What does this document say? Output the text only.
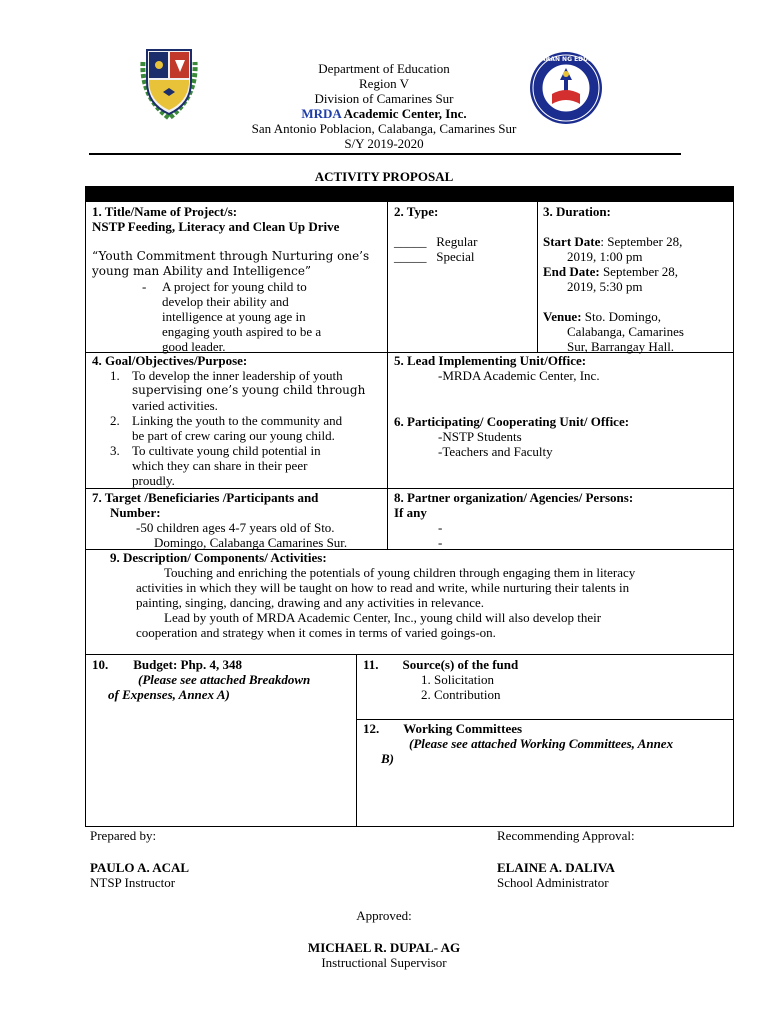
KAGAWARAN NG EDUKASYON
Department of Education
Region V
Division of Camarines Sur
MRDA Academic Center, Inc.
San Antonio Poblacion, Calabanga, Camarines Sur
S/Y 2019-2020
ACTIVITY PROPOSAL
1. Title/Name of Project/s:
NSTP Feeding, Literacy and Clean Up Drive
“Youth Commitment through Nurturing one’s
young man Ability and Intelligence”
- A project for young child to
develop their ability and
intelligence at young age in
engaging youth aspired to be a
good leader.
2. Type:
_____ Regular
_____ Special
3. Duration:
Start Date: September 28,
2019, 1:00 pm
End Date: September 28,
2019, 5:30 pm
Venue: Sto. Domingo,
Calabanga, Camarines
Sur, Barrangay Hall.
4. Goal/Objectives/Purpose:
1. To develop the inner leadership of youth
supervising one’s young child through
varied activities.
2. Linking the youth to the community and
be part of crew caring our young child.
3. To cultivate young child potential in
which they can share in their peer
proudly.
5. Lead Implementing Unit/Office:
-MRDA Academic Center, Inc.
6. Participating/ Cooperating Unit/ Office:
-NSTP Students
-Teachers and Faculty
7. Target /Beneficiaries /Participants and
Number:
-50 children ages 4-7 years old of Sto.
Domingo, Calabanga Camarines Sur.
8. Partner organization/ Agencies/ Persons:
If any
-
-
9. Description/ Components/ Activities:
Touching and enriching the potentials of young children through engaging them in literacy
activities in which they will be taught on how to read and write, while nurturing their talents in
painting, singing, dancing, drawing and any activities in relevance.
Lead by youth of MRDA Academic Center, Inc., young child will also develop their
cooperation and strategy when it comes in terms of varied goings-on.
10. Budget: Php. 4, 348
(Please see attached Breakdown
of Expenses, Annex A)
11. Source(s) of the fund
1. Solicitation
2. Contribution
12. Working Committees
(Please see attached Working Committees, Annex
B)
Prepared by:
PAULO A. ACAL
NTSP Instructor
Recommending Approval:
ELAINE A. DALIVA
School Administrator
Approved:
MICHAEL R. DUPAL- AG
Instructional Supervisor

══════════

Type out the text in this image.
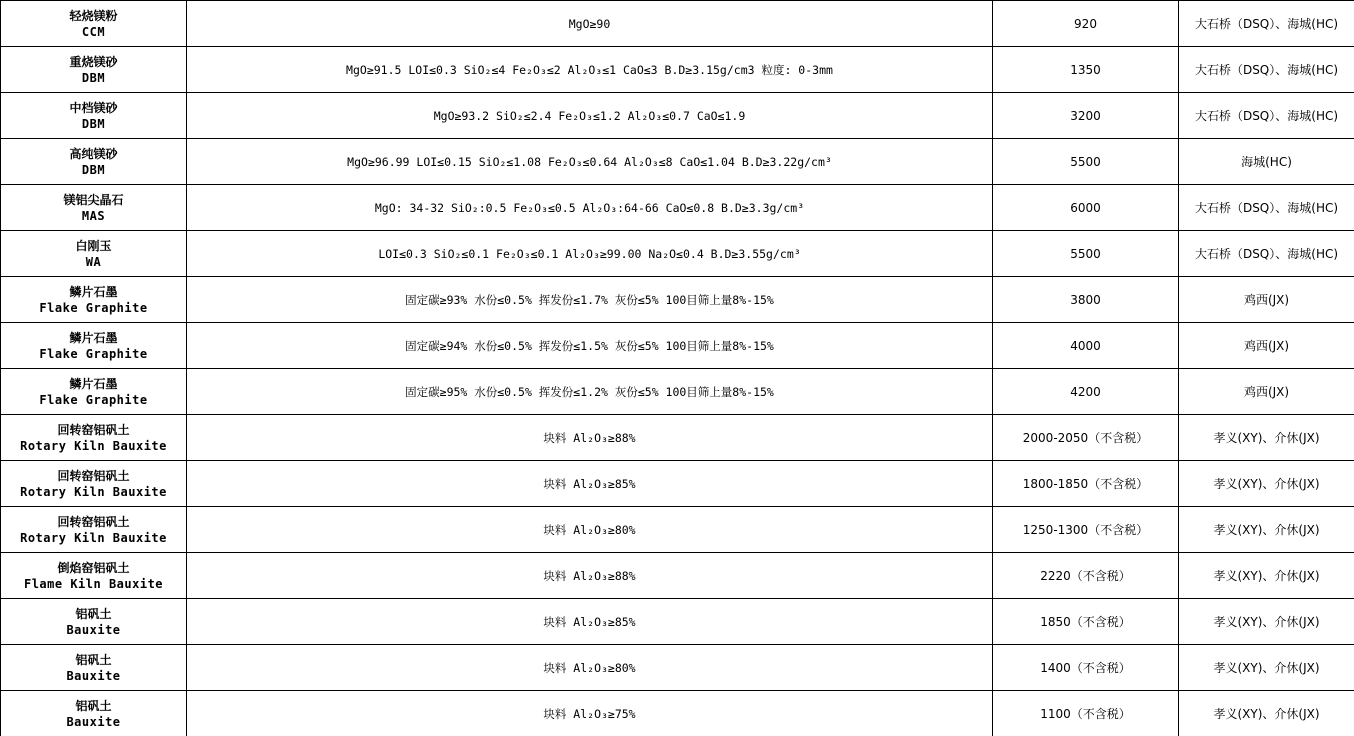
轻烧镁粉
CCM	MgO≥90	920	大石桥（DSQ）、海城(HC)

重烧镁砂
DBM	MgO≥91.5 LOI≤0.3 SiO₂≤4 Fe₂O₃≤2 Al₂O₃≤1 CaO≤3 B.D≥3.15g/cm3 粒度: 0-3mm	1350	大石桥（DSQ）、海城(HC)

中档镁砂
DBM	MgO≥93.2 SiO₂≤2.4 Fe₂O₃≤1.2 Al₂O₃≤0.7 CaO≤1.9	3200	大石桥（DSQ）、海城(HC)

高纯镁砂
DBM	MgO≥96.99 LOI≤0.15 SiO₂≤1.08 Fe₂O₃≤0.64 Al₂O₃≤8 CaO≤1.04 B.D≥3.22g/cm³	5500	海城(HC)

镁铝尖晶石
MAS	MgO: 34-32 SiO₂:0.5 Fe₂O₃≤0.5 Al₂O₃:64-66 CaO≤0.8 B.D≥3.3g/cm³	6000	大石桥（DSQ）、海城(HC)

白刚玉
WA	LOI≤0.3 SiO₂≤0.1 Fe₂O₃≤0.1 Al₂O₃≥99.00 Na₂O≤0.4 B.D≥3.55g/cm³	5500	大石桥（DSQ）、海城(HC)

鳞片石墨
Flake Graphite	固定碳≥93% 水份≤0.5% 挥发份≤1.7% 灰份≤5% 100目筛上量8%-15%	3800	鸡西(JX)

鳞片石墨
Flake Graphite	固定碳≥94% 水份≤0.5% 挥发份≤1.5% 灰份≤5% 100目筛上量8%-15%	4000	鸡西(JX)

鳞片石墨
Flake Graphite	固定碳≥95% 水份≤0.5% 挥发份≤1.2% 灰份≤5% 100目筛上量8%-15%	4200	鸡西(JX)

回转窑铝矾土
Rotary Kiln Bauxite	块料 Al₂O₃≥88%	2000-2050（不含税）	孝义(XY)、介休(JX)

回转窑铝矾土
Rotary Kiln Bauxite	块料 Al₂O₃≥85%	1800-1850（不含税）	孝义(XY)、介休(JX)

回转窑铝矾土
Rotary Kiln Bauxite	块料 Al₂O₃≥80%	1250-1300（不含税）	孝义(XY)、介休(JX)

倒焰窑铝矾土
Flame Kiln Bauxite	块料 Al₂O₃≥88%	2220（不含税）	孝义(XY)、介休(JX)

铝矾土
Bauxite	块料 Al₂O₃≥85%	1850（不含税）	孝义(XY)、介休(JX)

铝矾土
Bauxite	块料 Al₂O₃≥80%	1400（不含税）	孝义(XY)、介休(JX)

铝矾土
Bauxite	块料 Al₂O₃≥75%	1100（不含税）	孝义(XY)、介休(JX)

══════════

What to do: From the records above, copy every line that holds the word "attached".

Written solution:
(Please see attached Breakdown
(Please see attached Working Committees, Annex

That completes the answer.